BEGIN Given records
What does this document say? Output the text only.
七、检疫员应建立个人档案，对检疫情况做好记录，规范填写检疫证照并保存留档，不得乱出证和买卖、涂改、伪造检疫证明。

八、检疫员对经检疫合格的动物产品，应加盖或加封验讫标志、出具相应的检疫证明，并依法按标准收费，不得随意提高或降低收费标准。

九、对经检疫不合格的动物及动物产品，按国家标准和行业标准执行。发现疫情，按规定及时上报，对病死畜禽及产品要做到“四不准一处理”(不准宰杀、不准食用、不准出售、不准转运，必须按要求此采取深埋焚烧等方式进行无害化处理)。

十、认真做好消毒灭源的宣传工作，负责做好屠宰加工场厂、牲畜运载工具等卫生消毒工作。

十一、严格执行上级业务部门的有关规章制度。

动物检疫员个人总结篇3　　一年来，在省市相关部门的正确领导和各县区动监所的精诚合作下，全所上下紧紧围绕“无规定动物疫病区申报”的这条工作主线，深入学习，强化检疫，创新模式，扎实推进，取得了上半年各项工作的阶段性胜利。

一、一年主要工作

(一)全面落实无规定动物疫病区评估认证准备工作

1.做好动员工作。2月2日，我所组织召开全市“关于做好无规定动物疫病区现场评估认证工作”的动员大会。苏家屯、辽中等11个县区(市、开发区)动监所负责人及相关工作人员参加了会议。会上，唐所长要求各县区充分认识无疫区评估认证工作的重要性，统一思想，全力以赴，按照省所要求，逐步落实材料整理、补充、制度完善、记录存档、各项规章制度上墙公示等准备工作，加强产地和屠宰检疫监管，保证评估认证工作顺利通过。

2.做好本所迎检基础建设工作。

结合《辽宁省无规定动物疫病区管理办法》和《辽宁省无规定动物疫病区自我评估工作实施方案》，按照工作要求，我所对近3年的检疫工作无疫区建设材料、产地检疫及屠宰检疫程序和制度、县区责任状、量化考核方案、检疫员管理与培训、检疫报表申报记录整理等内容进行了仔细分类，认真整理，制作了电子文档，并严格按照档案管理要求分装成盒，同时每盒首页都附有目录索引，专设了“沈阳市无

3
END Given records
Given exercise: Exact copies of all the records are required.

Answer to the problem:
What does this document say? Output the text only.
七、检疫员应建立个人档案，对检疫情况做好记录，规范填写检疫证照并保存留档，不得乱出证和买卖、涂改、伪造检疫证明。

八、检疫员对经检疫合格的动物产品，应加盖或加封验讫标志、出具相应的检疫证明，并依法按标准收费，不得随意提高或降低收费标准。

九、对经检疫不合格的动物及动物产品，按国家标准和行业标准执行。发现疫情，按规定及时上报，对病死畜禽及产品要做到“四不准一处理”(不准宰杀、不准食用、不准出售、不准转运，必须按要求此采取深埋焚烧等方式进行无害化处理)。

十、认真做好消毒灭源的宣传工作，负责做好屠宰加工场厂、牲畜运载工具等卫生消毒工作。

十一、严格执行上级业务部门的有关规章制度。

动物检疫员个人总结篇3　　一年来，在省市相关部门的正确领导和各县区动监所的精诚合作下，全所上下紧紧围绕“无规定动物疫病区申报”的这条工作主线，深入学习，强化检疫，创新模式，扎实推进，取得了上半年各项工作的阶段性胜利。

一、一年主要工作

(一)全面落实无规定动物疫病区评估认证准备工作

1.做好动员工作。2月2日，我所组织召开全市“关于做好无规定动物疫病区现场评估认证工作”的动员大会。苏家屯、辽中等11个县区(市、开发区)动监所负责人及相关工作人员参加了会议。会上，唐所长要求各县区充分认识无疫区评估认证工作的重要性，统一思想，全力以赴，按照省所要求，逐步落实材料整理、补充、制度完善、记录存档、各项规章制度上墙公示等准备工作，加强产地和屠宰检疫监管，保证评估认证工作顺利通过。

2.做好本所迎检基础建设工作。

结合《辽宁省无规定动物疫病区管理办法》和《辽宁省无规定动物疫病区自我评估工作实施方案》，按照工作要求，我所对近3年的检疫工作无疫区建设材料、产地检疫及屠宰检疫程序和制度、县区责任状、量化考核方案、检疫员管理与培训、检疫报表申报记录整理等内容进行了仔细分类，认真整理，制作了电子文档，并严格按照档案管理要求分装成盒，同时每盒首页都附有目录索引，专设了“沈阳市无

3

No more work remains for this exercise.